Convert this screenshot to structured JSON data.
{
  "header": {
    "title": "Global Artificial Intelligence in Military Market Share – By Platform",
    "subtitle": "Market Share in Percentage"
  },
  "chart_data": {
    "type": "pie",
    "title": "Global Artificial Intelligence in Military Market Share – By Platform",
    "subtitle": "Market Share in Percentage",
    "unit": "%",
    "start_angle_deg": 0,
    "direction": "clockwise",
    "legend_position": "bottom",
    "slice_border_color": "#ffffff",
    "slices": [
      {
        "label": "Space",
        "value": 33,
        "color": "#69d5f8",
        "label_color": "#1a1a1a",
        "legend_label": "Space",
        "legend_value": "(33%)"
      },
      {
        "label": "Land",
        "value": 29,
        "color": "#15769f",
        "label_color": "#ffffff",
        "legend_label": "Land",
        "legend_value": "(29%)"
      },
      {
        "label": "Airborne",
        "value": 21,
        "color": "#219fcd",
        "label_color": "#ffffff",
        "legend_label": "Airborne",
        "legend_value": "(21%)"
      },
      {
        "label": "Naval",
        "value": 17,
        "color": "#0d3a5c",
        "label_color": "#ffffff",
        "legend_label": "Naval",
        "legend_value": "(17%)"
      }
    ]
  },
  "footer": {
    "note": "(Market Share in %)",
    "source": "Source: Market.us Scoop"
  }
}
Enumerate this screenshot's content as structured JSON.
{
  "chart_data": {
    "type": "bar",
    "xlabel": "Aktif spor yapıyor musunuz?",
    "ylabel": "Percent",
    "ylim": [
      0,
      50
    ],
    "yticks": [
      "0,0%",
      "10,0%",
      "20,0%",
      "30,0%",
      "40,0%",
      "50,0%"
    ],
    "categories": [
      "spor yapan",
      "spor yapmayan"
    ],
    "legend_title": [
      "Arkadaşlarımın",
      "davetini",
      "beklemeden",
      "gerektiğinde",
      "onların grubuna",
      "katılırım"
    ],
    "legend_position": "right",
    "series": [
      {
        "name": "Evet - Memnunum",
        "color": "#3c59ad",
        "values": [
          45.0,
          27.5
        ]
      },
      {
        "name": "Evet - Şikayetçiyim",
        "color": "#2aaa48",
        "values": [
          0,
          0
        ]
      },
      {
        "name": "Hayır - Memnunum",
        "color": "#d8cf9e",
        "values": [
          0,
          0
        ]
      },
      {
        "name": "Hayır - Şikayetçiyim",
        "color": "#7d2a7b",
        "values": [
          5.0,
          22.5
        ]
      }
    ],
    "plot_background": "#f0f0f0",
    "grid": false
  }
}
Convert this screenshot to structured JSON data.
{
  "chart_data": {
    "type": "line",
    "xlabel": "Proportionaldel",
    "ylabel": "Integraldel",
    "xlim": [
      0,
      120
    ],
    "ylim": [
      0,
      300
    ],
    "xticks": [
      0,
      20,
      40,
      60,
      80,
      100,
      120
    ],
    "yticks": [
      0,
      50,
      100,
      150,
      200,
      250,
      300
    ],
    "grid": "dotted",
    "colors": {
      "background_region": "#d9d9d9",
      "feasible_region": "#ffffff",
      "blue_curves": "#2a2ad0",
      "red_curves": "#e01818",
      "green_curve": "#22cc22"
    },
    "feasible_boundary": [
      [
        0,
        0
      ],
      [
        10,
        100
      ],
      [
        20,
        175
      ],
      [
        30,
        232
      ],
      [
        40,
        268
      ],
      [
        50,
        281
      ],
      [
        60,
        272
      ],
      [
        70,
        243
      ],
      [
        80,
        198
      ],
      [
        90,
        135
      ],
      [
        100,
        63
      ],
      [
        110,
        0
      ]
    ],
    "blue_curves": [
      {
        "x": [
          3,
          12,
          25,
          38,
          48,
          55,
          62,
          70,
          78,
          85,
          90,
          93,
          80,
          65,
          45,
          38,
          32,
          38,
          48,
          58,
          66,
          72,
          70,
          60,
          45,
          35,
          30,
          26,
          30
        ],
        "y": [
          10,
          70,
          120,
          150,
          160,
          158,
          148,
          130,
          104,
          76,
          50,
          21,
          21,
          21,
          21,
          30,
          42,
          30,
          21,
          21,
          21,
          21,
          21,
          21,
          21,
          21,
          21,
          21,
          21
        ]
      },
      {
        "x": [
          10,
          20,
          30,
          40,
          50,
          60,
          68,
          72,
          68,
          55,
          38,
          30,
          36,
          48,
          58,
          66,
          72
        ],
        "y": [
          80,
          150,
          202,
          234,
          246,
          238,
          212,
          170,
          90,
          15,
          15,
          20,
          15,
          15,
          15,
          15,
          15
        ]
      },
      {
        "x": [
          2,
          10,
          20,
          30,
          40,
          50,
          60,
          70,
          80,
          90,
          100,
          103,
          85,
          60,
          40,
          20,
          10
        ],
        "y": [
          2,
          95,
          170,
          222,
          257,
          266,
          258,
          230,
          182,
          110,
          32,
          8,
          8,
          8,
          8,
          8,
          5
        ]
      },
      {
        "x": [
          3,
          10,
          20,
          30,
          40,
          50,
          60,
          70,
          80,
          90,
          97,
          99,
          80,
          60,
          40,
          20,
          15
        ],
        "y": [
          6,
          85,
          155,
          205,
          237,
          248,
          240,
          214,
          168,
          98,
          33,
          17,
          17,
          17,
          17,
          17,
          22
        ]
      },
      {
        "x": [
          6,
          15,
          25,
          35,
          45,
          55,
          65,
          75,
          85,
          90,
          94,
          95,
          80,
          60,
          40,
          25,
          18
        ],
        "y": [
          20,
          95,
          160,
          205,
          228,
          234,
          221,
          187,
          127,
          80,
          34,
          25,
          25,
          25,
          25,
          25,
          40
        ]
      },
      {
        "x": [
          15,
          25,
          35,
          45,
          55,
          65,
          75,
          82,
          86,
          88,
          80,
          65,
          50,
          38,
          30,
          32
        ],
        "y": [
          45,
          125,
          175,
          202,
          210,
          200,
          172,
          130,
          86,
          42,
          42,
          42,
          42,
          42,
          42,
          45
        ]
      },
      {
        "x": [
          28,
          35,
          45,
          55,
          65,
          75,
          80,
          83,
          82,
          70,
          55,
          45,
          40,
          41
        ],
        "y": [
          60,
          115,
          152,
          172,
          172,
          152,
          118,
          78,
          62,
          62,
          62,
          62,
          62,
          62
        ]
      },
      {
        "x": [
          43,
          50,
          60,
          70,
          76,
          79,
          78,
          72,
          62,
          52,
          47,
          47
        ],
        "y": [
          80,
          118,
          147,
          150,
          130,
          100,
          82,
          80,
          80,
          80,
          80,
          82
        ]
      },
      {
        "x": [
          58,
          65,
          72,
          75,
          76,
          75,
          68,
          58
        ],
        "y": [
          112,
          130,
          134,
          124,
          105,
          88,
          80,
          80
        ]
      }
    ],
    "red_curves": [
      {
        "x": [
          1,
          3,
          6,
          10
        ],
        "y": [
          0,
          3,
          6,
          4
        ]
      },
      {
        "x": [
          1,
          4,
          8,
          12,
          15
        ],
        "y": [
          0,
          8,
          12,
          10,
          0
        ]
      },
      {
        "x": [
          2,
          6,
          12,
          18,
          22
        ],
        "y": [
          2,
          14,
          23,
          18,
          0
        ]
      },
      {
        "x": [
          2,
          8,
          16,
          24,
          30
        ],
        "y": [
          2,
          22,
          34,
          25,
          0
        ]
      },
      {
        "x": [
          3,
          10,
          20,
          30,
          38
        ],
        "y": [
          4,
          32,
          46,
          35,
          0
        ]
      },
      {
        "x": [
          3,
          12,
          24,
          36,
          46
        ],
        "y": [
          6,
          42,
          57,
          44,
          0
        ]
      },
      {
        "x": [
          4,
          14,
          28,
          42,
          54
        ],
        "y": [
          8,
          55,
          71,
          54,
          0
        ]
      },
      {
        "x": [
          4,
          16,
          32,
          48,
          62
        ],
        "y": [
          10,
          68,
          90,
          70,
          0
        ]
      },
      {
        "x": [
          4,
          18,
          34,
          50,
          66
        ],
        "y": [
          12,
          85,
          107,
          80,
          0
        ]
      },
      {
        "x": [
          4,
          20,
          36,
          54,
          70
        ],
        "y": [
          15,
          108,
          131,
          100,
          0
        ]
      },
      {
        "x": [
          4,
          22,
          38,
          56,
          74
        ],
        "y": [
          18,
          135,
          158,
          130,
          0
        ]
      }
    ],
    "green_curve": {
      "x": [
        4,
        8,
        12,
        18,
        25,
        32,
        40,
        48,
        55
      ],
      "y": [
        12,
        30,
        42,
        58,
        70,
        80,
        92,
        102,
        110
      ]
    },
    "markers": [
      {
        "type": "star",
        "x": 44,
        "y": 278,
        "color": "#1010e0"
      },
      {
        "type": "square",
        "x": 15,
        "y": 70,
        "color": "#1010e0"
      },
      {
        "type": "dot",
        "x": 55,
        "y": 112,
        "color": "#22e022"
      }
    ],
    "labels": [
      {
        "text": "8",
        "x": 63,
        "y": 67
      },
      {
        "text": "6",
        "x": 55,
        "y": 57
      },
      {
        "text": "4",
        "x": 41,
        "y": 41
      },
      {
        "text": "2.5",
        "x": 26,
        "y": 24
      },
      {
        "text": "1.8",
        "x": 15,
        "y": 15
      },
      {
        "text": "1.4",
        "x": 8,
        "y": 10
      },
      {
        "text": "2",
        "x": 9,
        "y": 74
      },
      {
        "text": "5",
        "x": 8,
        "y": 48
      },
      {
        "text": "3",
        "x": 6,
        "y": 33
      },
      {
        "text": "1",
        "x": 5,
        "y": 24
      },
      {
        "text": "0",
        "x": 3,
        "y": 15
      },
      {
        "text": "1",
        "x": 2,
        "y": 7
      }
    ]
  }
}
************
:: SET PROBLEM ::
Scan the data for the word "Memnunum" and copy every line where it shows up.

:: WRITTEN RESPONSE ::
        "name": "Evet - Memnunum",
        "name": "Hayır - Memnunum",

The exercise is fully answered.